◆ YOUR OBJECTIVE:
In your copy, repeat the records exactly and leave out the pictures.

....

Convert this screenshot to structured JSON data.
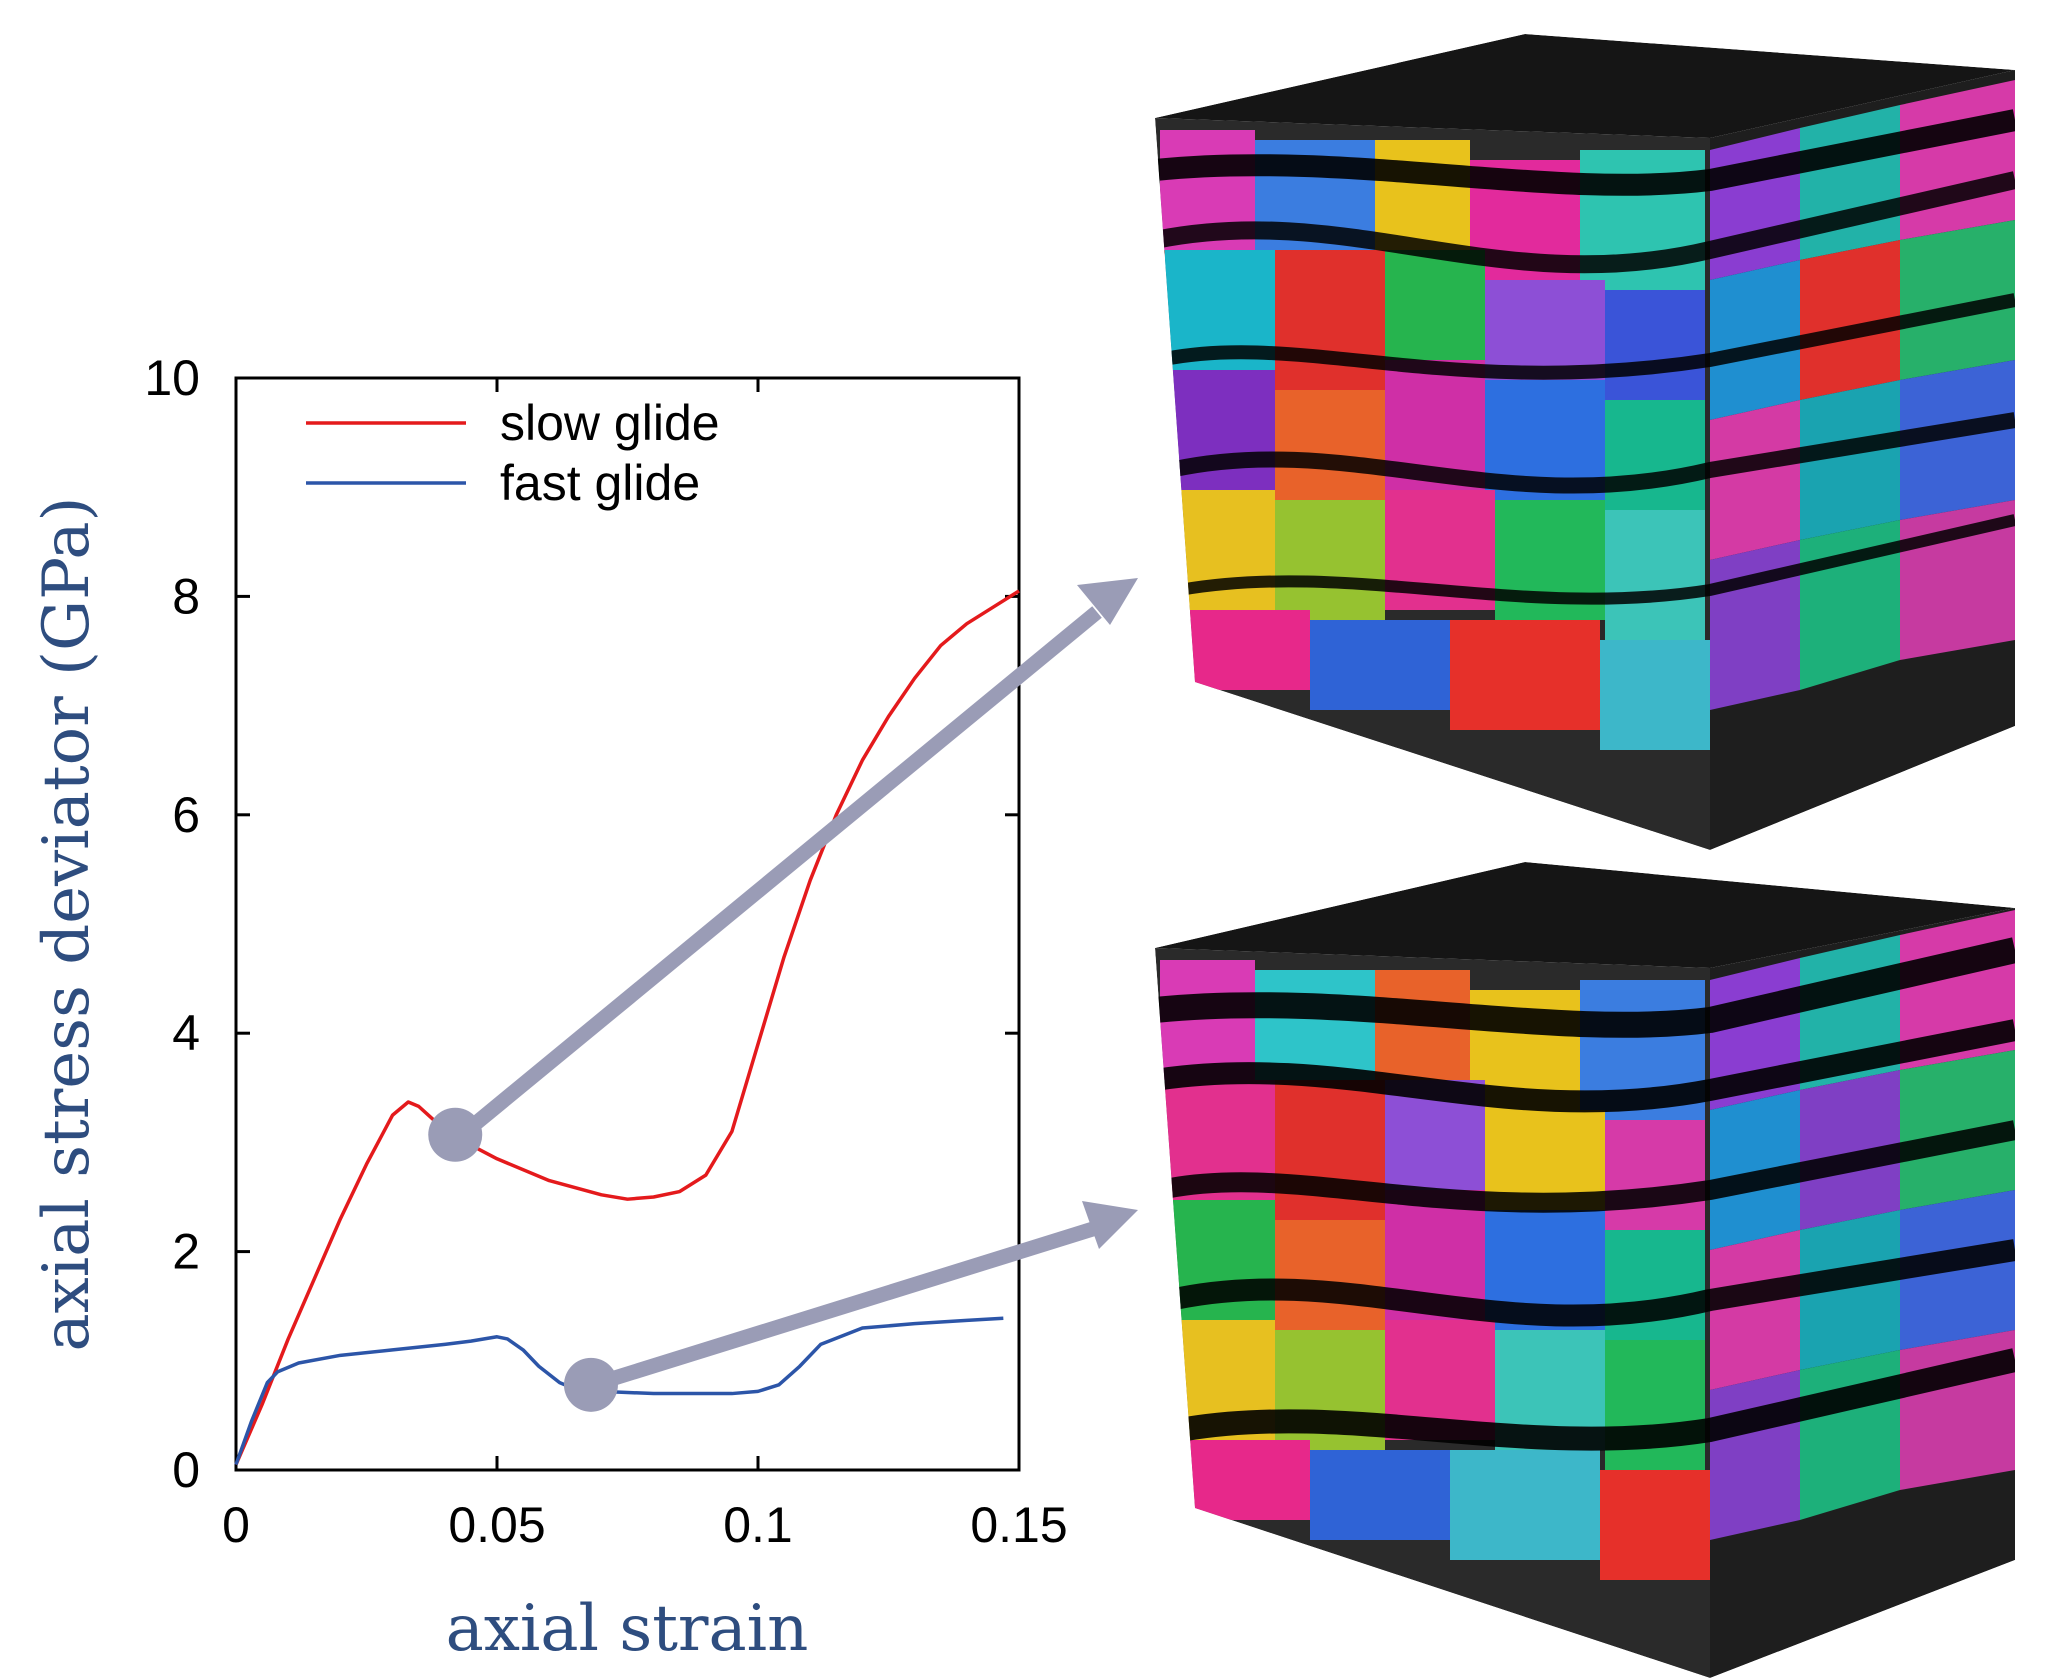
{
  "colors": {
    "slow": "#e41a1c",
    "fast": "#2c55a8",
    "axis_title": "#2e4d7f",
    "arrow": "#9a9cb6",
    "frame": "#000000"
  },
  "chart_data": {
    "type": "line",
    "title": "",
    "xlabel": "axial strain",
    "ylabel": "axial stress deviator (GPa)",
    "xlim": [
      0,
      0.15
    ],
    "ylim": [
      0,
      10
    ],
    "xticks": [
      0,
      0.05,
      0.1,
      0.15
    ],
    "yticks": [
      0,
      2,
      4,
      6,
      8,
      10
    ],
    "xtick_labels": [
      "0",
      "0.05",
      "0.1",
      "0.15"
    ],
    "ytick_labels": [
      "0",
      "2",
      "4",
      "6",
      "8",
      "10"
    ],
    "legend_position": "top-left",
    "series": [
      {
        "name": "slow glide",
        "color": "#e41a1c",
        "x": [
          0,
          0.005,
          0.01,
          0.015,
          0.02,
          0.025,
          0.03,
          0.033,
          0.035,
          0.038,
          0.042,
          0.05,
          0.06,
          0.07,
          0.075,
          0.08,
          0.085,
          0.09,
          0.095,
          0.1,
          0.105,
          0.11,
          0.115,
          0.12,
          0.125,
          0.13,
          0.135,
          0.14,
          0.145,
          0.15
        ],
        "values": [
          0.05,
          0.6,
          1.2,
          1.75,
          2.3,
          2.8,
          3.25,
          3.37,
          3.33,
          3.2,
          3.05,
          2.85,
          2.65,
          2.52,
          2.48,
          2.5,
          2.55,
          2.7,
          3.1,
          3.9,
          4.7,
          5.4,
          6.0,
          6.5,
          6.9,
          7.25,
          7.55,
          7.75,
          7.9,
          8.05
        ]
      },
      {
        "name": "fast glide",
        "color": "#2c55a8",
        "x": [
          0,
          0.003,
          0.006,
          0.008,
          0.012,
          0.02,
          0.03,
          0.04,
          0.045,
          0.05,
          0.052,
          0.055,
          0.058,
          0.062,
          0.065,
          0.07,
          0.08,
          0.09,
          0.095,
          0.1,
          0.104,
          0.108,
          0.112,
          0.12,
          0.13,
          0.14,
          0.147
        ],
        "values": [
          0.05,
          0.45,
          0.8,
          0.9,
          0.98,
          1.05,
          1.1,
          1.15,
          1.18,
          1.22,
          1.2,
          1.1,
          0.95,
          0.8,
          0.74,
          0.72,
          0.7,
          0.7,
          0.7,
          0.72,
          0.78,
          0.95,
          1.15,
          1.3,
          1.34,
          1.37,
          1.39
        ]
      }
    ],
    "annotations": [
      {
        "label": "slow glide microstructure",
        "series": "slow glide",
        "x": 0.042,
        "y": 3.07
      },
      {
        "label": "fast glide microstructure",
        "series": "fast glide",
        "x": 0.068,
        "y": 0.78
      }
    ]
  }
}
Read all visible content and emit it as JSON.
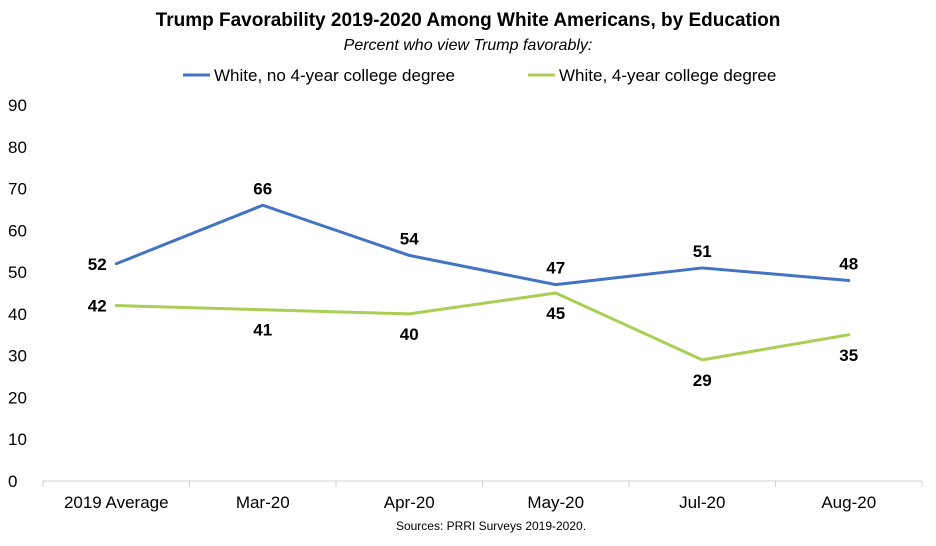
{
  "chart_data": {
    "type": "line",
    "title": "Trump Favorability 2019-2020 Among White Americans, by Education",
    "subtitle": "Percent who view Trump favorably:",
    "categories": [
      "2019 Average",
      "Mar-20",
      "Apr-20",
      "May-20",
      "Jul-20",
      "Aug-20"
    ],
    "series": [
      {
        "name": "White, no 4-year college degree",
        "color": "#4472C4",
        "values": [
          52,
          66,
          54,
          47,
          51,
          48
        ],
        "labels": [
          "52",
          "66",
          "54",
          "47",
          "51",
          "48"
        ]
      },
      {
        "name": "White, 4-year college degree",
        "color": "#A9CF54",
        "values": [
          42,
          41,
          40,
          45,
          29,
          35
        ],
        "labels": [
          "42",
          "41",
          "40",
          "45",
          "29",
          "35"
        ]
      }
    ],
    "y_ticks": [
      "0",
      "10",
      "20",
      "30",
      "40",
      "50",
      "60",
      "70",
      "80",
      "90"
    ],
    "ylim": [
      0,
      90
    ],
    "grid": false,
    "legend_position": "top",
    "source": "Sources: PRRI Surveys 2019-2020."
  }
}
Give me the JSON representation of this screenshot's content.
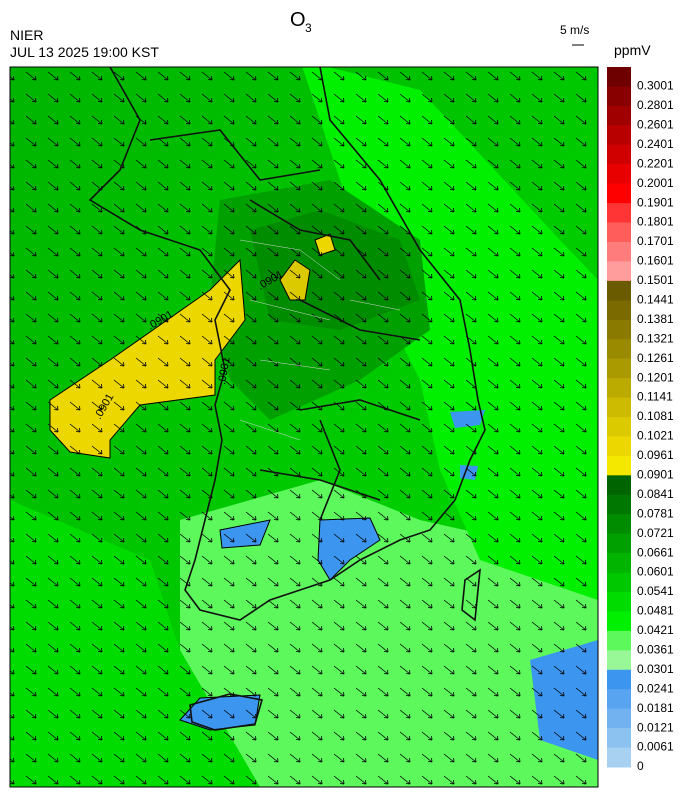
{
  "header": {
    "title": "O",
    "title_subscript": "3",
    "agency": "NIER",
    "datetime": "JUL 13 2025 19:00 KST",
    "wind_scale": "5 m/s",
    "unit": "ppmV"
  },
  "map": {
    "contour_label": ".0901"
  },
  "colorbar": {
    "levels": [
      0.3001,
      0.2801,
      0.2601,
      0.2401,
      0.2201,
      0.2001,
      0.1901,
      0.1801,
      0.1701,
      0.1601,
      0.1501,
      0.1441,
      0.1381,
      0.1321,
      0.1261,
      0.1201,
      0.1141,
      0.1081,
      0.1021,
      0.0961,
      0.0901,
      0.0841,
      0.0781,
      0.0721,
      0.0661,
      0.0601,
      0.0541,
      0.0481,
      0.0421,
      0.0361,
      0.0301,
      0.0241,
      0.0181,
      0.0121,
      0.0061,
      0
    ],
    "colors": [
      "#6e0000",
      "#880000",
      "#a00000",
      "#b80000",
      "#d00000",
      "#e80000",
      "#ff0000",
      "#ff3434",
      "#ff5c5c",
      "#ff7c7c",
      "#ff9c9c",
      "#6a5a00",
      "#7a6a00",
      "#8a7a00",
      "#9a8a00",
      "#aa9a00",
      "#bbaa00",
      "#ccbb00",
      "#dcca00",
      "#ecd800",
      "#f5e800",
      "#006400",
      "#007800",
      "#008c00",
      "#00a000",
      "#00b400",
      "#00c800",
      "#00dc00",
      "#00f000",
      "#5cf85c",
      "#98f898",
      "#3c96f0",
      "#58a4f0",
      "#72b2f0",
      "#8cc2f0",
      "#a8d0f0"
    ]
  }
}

....

◆ RESPONSE TO THE TASK:
Convert this screenshot to structured JSON data.
{
  "colors": {
    "slow": "#e41a1c",
    "fast": "#2c55a8",
    "axis_title": "#2e4d7f",
    "arrow": "#9a9cb6",
    "frame": "#000000"
  },
  "chart_data": {
    "type": "line",
    "title": "",
    "xlabel": "axial strain",
    "ylabel": "axial stress deviator (GPa)",
    "xlim": [
      0,
      0.15
    ],
    "ylim": [
      0,
      10
    ],
    "xticks": [
      0,
      0.05,
      0.1,
      0.15
    ],
    "yticks": [
      0,
      2,
      4,
      6,
      8,
      10
    ],
    "xtick_labels": [
      "0",
      "0.05",
      "0.1",
      "0.15"
    ],
    "ytick_labels": [
      "0",
      "2",
      "4",
      "6",
      "8",
      "10"
    ],
    "legend_position": "top-left",
    "series": [
      {
        "name": "slow glide",
        "color": "#e41a1c",
        "x": [
          0,
          0.005,
          0.01,
          0.015,
          0.02,
          0.025,
          0.03,
          0.033,
          0.035,
          0.038,
          0.042,
          0.05,
          0.06,
          0.07,
          0.075,
          0.08,
          0.085,
          0.09,
          0.095,
          0.1,
          0.105,
          0.11,
          0.115,
          0.12,
          0.125,
          0.13,
          0.135,
          0.14,
          0.145,
          0.15
        ],
        "values": [
          0.05,
          0.6,
          1.2,
          1.75,
          2.3,
          2.8,
          3.25,
          3.37,
          3.33,
          3.2,
          3.05,
          2.85,
          2.65,
          2.52,
          2.48,
          2.5,
          2.55,
          2.7,
          3.1,
          3.9,
          4.7,
          5.4,
          6.0,
          6.5,
          6.9,
          7.25,
          7.55,
          7.75,
          7.9,
          8.05
        ]
      },
      {
        "name": "fast glide",
        "color": "#2c55a8",
        "x": [
          0,
          0.003,
          0.006,
          0.008,
          0.012,
          0.02,
          0.03,
          0.04,
          0.045,
          0.05,
          0.052,
          0.055,
          0.058,
          0.062,
          0.065,
          0.07,
          0.08,
          0.09,
          0.095,
          0.1,
          0.104,
          0.108,
          0.112,
          0.12,
          0.13,
          0.14,
          0.147
        ],
        "values": [
          0.05,
          0.45,
          0.8,
          0.9,
          0.98,
          1.05,
          1.1,
          1.15,
          1.18,
          1.22,
          1.2,
          1.1,
          0.95,
          0.8,
          0.74,
          0.72,
          0.7,
          0.7,
          0.7,
          0.72,
          0.78,
          0.95,
          1.15,
          1.3,
          1.34,
          1.37,
          1.39
        ]
      }
    ],
    "annotations": [
      {
        "label": "slow glide microstructure",
        "series": "slow glide",
        "x": 0.042,
        "y": 3.07
      },
      {
        "label": "fast glide microstructure",
        "series": "fast glide",
        "x": 0.068,
        "y": 0.78
      }
    ]
  }
}
Read all visible content and emit it as JSON.
{
  "chart_data": {
    "type": "line",
    "title": "Trump Favorability 2019-2020 Among White Americans, by Education",
    "subtitle": "Percent who view Trump favorably:",
    "categories": [
      "2019 Average",
      "Mar-20",
      "Apr-20",
      "May-20",
      "Jul-20",
      "Aug-20"
    ],
    "series": [
      {
        "name": "White, no 4-year college degree",
        "color": "#4472C4",
        "values": [
          52,
          66,
          54,
          47,
          51,
          48
        ],
        "labels": [
          "52",
          "66",
          "54",
          "47",
          "51",
          "48"
        ]
      },
      {
        "name": "White, 4-year college degree",
        "color": "#A9CF54",
        "values": [
          42,
          41,
          40,
          45,
          29,
          35
        ],
        "labels": [
          "42",
          "41",
          "40",
          "45",
          "29",
          "35"
        ]
      }
    ],
    "y_ticks": [
      "0",
      "10",
      "20",
      "30",
      "40",
      "50",
      "60",
      "70",
      "80",
      "90"
    ],
    "ylim": [
      0,
      90
    ],
    "grid": false,
    "legend_position": "top",
    "source": "Sources: PRRI Surveys 2019-2020."
  }
}
Give me the JSON representation of this screenshot's content.
{
  "header": {
    "title": "O",
    "title_subscript": "3",
    "agency": "NIER",
    "datetime": "JUL 13 2025 19:00 KST",
    "wind_scale": "5 m/s",
    "unit": "ppmV"
  },
  "map": {
    "contour_label": ".0901"
  },
  "colorbar": {
    "levels": [
      0.3001,
      0.2801,
      0.2601,
      0.2401,
      0.2201,
      0.2001,
      0.1901,
      0.1801,
      0.1701,
      0.1601,
      0.1501,
      0.1441,
      0.1381,
      0.1321,
      0.1261,
      0.1201,
      0.1141,
      0.1081,
      0.1021,
      0.0961,
      0.0901,
      0.0841,
      0.0781,
      0.0721,
      0.0661,
      0.0601,
      0.0541,
      0.0481,
      0.0421,
      0.0361,
      0.0301,
      0.0241,
      0.0181,
      0.0121,
      0.0061,
      0
    ],
    "colors": [
      "#6e0000",
      "#880000",
      "#a00000",
      "#b80000",
      "#d00000",
      "#e80000",
      "#ff0000",
      "#ff3434",
      "#ff5c5c",
      "#ff7c7c",
      "#ff9c9c",
      "#6a5a00",
      "#7a6a00",
      "#8a7a00",
      "#9a8a00",
      "#aa9a00",
      "#bbaa00",
      "#ccbb00",
      "#dcca00",
      "#ecd800",
      "#f5e800",
      "#006400",
      "#007800",
      "#008c00",
      "#00a000",
      "#00b400",
      "#00c800",
      "#00dc00",
      "#00f000",
      "#5cf85c",
      "#98f898",
      "#3c96f0",
      "#58a4f0",
      "#72b2f0",
      "#8cc2f0",
      "#a8d0f0"
    ]
  }
}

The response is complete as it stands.